* EXERCISE REQUIREMENTS *
Images are excluded; otherwise, output every record exactly.

____

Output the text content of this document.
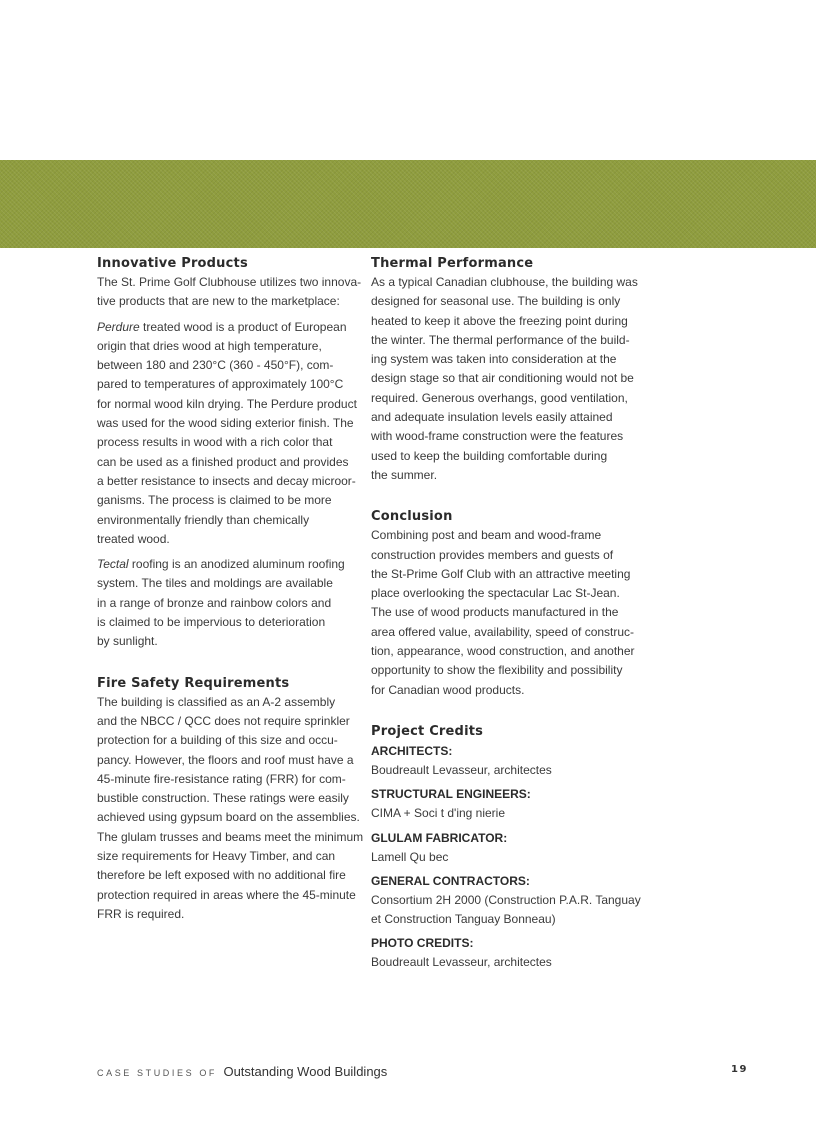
Innovative Products

The St. Prime Golf Clubhouse utilizes two innova-
tive products that are new to the marketplace:

Perdure treated wood is a product of European
origin that dries wood at high temperature,
between 180 and 230°C (360 - 450°F), com-
pared to temperatures of approximately 100°C
for normal wood kiln drying. The Perdure product
was used for the wood siding exterior finish. The
process results in wood with a rich color that
can be used as a finished product and provides
a better resistance to insects and decay microor-
ganisms. The process is claimed to be more
environmentally friendly than chemically
treated wood.

Tectal roofing is an anodized aluminum roofing
system. The tiles and moldings are available
in a range of bronze and rainbow colors and
is claimed to be impervious to deterioration
by sunlight.

Fire Safety Requirements

The building is classified as an A-2 assembly
and the NBCC / QCC does not require sprinkler
protection for a building of this size and occu-
pancy. However, the floors and roof must have a
45-minute fire-resistance rating (FRR) for com-
bustible construction. These ratings were easily
achieved using gypsum board on the assemblies.
The glulam trusses and beams meet the minimum
size requirements for Heavy Timber, and can
therefore be left exposed with no additional fire
protection required in areas where the 45-minute
FRR is required.

Thermal Performance

As a typical Canadian clubhouse, the building was
designed for seasonal use. The building is only
heated to keep it above the freezing point during
the winter. The thermal performance of the build-
ing system was taken into consideration at the
design stage so that air conditioning would not be
required. Generous overhangs, good ventilation,
and adequate insulation levels easily attained
with wood-frame construction were the features
used to keep the building comfortable during
the summer.

Conclusion

Combining post and beam and wood-frame
construction provides members and guests of
the St-Prime Golf Club with an attractive meeting
place overlooking the spectacular Lac St-Jean.
The use of wood products manufactured in the
area offered value, availability, speed of construc-
tion, appearance, wood construction, and another
opportunity to show the flexibility and possibility
for Canadian wood products.

Project Credits
ARCHITECTS:

Boudreault Levasseur, architectes

STRUCTURAL ENGINEERS:

CIMA + Soci t d'ing nierie

GLULAM FABRICATOR:

Lamell Qu bec

GENERAL CONTRACTORS:

Consortium 2H 2000 (Construction P.A.R. Tanguay
et Construction Tanguay Bonneau)

PHOTO CREDITS:

Boudreault Levasseur, architectes

CASE STUDIES OF Outstanding Wood Buildings	19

____

* OUTPUT OF THE TASK *
Output the text content of this document.
Innovative Products

The St. Prime Golf Clubhouse utilizes two innova-
tive products that are new to the marketplace:

Perdure treated wood is a product of European
origin that dries wood at high temperature,
between 180 and 230°C (360 - 450°F), com-
pared to temperatures of approximately 100°C
for normal wood kiln drying. The Perdure product
was used for the wood siding exterior finish. The
process results in wood with a rich color that
can be used as a finished product and provides
a better resistance to insects and decay microor-
ganisms. The process is claimed to be more
environmentally friendly than chemically
treated wood.

Tectal roofing is an anodized aluminum roofing
system. The tiles and moldings are available
in a range of bronze and rainbow colors and
is claimed to be impervious to deterioration
by sunlight.

Fire Safety Requirements

The building is classified as an A-2 assembly
and the NBCC / QCC does not require sprinkler
protection for a building of this size and occu-
pancy. However, the floors and roof must have a
45-minute fire-resistance rating (FRR) for com-
bustible construction. These ratings were easily
achieved using gypsum board on the assemblies.
The glulam trusses and beams meet the minimum
size requirements for Heavy Timber, and can
therefore be left exposed with no additional fire
protection required in areas where the 45-minute
FRR is required.

Thermal Performance

As a typical Canadian clubhouse, the building was
designed for seasonal use. The building is only
heated to keep it above the freezing point during
the winter. The thermal performance of the build-
ing system was taken into consideration at the
design stage so that air conditioning would not be
required. Generous overhangs, good ventilation,
and adequate insulation levels easily attained
with wood-frame construction were the features
used to keep the building comfortable during
the summer.

Conclusion

Combining post and beam and wood-frame
construction provides members and guests of
the St-Prime Golf Club with an attractive meeting
place overlooking the spectacular Lac St-Jean.
The use of wood products manufactured in the
area offered value, availability, speed of construc-
tion, appearance, wood construction, and another
opportunity to show the flexibility and possibility
for Canadian wood products.

Project Credits
ARCHITECTS:

Boudreault Levasseur, architectes

STRUCTURAL ENGINEERS:

CIMA + Soci t d'ing nierie

GLULAM FABRICATOR:

Lamell Qu bec

GENERAL CONTRACTORS:

Consortium 2H 2000 (Construction P.A.R. Tanguay
et Construction Tanguay Bonneau)

PHOTO CREDITS:

Boudreault Levasseur, architectes

CASE STUDIES OF Outstanding Wood Buildings	19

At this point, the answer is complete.